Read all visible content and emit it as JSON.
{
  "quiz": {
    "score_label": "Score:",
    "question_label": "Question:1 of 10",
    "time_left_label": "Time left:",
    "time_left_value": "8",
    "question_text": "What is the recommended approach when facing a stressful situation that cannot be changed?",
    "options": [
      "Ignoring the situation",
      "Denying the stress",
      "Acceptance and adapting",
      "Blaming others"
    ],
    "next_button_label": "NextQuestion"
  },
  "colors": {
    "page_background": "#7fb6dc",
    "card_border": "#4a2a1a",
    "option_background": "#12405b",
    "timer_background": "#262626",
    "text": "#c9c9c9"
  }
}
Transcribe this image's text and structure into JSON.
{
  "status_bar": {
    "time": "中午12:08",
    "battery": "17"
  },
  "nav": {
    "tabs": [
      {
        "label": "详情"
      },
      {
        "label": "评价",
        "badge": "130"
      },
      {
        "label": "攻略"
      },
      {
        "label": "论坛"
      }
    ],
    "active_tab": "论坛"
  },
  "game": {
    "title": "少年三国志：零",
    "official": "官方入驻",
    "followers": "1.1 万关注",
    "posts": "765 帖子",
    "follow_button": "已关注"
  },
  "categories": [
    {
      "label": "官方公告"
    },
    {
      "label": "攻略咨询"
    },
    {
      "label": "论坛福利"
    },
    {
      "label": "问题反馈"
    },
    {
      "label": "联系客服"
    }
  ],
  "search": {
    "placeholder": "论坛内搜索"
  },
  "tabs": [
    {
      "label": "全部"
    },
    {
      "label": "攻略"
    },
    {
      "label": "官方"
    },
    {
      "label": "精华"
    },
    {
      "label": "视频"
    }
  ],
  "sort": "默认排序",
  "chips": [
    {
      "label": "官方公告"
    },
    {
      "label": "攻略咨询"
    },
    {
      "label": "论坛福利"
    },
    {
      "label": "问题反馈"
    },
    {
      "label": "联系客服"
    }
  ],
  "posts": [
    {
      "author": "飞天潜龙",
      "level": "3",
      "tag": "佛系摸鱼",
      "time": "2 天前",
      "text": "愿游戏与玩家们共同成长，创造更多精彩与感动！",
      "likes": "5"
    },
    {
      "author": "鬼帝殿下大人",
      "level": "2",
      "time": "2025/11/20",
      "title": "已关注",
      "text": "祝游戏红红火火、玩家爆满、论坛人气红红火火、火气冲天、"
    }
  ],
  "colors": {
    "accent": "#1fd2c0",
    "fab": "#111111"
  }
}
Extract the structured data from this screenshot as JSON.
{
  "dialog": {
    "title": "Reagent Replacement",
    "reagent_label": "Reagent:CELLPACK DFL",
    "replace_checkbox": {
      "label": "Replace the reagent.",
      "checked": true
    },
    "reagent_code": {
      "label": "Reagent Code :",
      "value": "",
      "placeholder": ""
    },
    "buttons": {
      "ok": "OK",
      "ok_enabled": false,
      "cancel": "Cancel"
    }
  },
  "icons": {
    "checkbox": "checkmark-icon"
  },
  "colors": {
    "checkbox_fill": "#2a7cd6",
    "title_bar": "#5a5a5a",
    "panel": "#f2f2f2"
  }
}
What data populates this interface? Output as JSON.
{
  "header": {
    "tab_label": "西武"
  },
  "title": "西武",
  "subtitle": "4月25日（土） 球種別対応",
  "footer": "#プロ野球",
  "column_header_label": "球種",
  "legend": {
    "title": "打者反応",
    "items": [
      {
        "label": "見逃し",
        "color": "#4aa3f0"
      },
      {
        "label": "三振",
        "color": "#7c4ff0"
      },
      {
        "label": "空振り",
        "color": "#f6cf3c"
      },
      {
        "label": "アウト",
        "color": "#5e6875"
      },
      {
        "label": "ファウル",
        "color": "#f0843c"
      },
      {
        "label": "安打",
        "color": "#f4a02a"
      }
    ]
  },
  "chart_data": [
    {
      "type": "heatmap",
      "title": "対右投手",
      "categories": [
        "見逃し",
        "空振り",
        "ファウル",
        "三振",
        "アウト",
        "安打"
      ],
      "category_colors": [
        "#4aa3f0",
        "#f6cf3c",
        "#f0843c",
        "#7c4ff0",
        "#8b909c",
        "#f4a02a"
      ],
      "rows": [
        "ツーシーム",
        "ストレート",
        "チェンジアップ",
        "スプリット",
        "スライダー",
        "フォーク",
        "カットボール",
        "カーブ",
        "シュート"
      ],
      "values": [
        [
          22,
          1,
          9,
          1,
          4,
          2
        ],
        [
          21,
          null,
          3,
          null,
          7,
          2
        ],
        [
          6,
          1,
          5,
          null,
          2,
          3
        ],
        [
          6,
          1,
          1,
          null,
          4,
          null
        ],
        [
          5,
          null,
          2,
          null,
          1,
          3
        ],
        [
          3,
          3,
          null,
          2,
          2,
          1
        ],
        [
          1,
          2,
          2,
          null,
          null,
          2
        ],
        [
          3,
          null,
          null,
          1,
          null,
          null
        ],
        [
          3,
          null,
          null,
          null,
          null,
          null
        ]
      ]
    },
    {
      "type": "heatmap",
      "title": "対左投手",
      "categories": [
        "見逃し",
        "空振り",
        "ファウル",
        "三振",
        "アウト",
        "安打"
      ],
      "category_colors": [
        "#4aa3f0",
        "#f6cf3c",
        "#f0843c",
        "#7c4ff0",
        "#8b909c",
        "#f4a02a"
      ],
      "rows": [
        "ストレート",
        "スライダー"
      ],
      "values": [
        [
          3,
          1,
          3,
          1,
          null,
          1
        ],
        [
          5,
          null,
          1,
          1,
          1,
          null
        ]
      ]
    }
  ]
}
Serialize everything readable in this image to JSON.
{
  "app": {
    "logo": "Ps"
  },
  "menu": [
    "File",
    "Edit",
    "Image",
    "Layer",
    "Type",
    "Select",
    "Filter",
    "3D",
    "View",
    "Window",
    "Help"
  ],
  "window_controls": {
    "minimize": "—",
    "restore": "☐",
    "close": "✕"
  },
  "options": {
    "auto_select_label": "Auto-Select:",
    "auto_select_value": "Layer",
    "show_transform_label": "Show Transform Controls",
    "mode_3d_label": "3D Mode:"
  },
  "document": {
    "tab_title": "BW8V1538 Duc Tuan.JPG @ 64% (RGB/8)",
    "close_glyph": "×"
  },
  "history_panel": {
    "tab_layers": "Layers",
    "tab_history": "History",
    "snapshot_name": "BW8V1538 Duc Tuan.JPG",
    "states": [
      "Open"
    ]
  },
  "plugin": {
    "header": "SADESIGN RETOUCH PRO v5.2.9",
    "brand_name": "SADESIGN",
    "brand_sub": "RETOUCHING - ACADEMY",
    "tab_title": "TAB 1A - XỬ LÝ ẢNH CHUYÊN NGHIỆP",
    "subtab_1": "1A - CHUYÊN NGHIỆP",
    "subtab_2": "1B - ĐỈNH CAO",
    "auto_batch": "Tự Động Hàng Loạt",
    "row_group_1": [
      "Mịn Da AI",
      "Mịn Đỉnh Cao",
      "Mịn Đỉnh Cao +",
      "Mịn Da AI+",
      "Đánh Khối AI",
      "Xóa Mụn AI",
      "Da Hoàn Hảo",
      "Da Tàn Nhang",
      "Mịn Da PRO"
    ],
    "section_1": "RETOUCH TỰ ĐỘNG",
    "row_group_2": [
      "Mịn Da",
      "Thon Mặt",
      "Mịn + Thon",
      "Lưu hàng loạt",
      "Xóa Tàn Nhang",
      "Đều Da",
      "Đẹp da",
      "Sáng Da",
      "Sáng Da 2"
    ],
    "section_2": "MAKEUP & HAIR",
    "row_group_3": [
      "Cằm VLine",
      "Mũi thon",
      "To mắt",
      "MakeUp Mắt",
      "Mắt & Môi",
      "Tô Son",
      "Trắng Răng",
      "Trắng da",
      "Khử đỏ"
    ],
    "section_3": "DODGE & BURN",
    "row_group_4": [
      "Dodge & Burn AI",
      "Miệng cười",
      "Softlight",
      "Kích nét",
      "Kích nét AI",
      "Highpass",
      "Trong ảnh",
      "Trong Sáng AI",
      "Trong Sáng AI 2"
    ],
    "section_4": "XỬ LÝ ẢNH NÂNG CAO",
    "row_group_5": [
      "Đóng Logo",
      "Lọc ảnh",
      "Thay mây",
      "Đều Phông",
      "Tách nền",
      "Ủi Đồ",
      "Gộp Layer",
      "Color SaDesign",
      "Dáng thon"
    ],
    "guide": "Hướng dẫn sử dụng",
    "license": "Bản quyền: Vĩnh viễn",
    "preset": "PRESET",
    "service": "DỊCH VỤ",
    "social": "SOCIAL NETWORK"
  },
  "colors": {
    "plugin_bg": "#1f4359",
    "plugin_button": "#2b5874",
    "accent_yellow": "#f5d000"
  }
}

##############################

## OBJECTIVE
List all lines where "Tuan" occurs.

## CORRECT RESULT
    "tab_title": "BW8V1538 Duc Tuan.JPG @ 64% (RGB/8)",
    "snapshot_name": "BW8V1538 Duc Tuan.JPG",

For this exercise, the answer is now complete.